(Records from a data collection)

* start *

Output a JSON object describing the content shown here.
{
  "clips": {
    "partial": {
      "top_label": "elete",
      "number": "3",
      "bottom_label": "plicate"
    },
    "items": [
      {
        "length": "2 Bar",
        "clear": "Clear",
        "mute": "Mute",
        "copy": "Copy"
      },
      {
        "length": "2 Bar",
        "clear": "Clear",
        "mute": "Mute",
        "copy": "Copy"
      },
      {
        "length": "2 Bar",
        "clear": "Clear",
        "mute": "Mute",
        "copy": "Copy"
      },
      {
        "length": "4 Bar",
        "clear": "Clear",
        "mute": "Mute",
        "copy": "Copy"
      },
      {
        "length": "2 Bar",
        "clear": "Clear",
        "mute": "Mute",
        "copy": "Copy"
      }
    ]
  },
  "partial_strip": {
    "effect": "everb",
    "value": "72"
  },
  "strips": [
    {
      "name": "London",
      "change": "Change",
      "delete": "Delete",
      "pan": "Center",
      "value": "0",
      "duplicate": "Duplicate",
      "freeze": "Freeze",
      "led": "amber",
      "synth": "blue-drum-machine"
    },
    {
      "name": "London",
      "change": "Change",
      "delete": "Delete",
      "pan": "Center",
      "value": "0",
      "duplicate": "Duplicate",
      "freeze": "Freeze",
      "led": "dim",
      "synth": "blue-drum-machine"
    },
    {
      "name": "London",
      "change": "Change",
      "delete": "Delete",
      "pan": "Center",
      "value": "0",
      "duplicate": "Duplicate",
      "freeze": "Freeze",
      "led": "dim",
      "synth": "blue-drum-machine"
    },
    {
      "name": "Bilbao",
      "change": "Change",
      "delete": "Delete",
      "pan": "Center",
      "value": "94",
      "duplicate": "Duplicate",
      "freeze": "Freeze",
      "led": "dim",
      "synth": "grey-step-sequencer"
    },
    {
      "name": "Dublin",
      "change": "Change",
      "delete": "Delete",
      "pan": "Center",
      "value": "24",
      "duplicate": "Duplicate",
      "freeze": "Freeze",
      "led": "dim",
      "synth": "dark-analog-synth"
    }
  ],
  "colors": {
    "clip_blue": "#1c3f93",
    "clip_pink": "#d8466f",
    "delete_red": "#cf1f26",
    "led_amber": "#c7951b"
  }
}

* end *

Instructions for the task
Please set down the whole listing above without altering a single line.

Response to the task
Output a JSON object describing the content shown here.
{
  "clips": {
    "partial": {
      "top_label": "elete",
      "number": "3",
      "bottom_label": "plicate"
    },
    "items": [
      {
        "length": "2 Bar",
        "clear": "Clear",
        "mute": "Mute",
        "copy": "Copy"
      },
      {
        "length": "2 Bar",
        "clear": "Clear",
        "mute": "Mute",
        "copy": "Copy"
      },
      {
        "length": "2 Bar",
        "clear": "Clear",
        "mute": "Mute",
        "copy": "Copy"
      },
      {
        "length": "4 Bar",
        "clear": "Clear",
        "mute": "Mute",
        "copy": "Copy"
      },
      {
        "length": "2 Bar",
        "clear": "Clear",
        "mute": "Mute",
        "copy": "Copy"
      }
    ]
  },
  "partial_strip": {
    "effect": "everb",
    "value": "72"
  },
  "strips": [
    {
      "name": "London",
      "change": "Change",
      "delete": "Delete",
      "pan": "Center",
      "value": "0",
      "duplicate": "Duplicate",
      "freeze": "Freeze",
      "led": "amber",
      "synth": "blue-drum-machine"
    },
    {
      "name": "London",
      "change": "Change",
      "delete": "Delete",
      "pan": "Center",
      "value": "0",
      "duplicate": "Duplicate",
      "freeze": "Freeze",
      "led": "dim",
      "synth": "blue-drum-machine"
    },
    {
      "name": "London",
      "change": "Change",
      "delete": "Delete",
      "pan": "Center",
      "value": "0",
      "duplicate": "Duplicate",
      "freeze": "Freeze",
      "led": "dim",
      "synth": "blue-drum-machine"
    },
    {
      "name": "Bilbao",
      "change": "Change",
      "delete": "Delete",
      "pan": "Center",
      "value": "94",
      "duplicate": "Duplicate",
      "freeze": "Freeze",
      "led": "dim",
      "synth": "grey-step-sequencer"
    },
    {
      "name": "Dublin",
      "change": "Change",
      "delete": "Delete",
      "pan": "Center",
      "value": "24",
      "duplicate": "Duplicate",
      "freeze": "Freeze",
      "led": "dim",
      "synth": "dark-analog-synth"
    }
  ],
  "colors": {
    "clip_blue": "#1c3f93",
    "clip_pink": "#d8466f",
    "delete_red": "#cf1f26",
    "led_amber": "#c7951b"
  }
}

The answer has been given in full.